◆ Raw data ◆
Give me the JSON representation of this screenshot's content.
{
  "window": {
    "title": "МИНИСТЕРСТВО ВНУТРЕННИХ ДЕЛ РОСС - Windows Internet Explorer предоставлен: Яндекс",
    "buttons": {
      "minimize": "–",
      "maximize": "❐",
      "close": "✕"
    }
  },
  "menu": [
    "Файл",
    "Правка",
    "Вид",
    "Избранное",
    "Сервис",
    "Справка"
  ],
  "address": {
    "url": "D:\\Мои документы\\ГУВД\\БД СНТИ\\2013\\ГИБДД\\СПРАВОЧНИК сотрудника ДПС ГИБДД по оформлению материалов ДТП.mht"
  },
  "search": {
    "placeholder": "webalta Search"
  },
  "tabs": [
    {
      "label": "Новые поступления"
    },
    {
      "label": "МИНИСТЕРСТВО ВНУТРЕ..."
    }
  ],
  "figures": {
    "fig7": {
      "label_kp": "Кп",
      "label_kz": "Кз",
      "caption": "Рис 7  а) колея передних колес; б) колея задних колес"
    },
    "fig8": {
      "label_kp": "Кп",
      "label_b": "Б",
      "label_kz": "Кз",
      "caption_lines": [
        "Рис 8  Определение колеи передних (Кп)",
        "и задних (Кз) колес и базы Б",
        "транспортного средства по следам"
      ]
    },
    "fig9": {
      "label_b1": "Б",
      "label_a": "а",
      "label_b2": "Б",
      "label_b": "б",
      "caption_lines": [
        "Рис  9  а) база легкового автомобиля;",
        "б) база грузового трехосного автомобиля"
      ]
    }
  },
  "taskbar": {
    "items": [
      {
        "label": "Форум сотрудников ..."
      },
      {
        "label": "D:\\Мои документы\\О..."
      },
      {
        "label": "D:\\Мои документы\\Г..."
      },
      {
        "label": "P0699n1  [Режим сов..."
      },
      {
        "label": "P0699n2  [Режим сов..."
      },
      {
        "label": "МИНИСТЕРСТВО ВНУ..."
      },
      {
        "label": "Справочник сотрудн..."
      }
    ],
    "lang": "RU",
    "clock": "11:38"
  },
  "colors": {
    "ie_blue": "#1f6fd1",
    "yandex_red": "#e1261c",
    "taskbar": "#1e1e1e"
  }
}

◆ Job ◆
Repeat the entries exactly, all of them.

◆ Task answer ◆
Give me the JSON representation of this screenshot's content.
{
  "window": {
    "title": "МИНИСТЕРСТВО ВНУТРЕННИХ ДЕЛ РОСС - Windows Internet Explorer предоставлен: Яндекс",
    "buttons": {
      "minimize": "–",
      "maximize": "❐",
      "close": "✕"
    }
  },
  "menu": [
    "Файл",
    "Правка",
    "Вид",
    "Избранное",
    "Сервис",
    "Справка"
  ],
  "address": {
    "url": "D:\\Мои документы\\ГУВД\\БД СНТИ\\2013\\ГИБДД\\СПРАВОЧНИК сотрудника ДПС ГИБДД по оформлению материалов ДТП.mht"
  },
  "search": {
    "placeholder": "webalta Search"
  },
  "tabs": [
    {
      "label": "Новые поступления"
    },
    {
      "label": "МИНИСТЕРСТВО ВНУТРЕ..."
    }
  ],
  "figures": {
    "fig7": {
      "label_kp": "Кп",
      "label_kz": "Кз",
      "caption": "Рис 7  а) колея передних колес; б) колея задних колес"
    },
    "fig8": {
      "label_kp": "Кп",
      "label_b": "Б",
      "label_kz": "Кз",
      "caption_lines": [
        "Рис 8  Определение колеи передних (Кп)",
        "и задних (Кз) колес и базы Б",
        "транспортного средства по следам"
      ]
    },
    "fig9": {
      "label_b1": "Б",
      "label_a": "а",
      "label_b2": "Б",
      "label_b": "б",
      "caption_lines": [
        "Рис  9  а) база легкового автомобиля;",
        "б) база грузового трехосного автомобиля"
      ]
    }
  },
  "taskbar": {
    "items": [
      {
        "label": "Форум сотрудников ..."
      },
      {
        "label": "D:\\Мои документы\\О..."
      },
      {
        "label": "D:\\Мои документы\\Г..."
      },
      {
        "label": "P0699n1  [Режим сов..."
      },
      {
        "label": "P0699n2  [Режим сов..."
      },
      {
        "label": "МИНИСТЕРСТВО ВНУ..."
      },
      {
        "label": "Справочник сотрудн..."
      }
    ],
    "lang": "RU",
    "clock": "11:38"
  },
  "colors": {
    "ie_blue": "#1f6fd1",
    "yandex_red": "#e1261c",
    "taskbar": "#1e1e1e"
  }
}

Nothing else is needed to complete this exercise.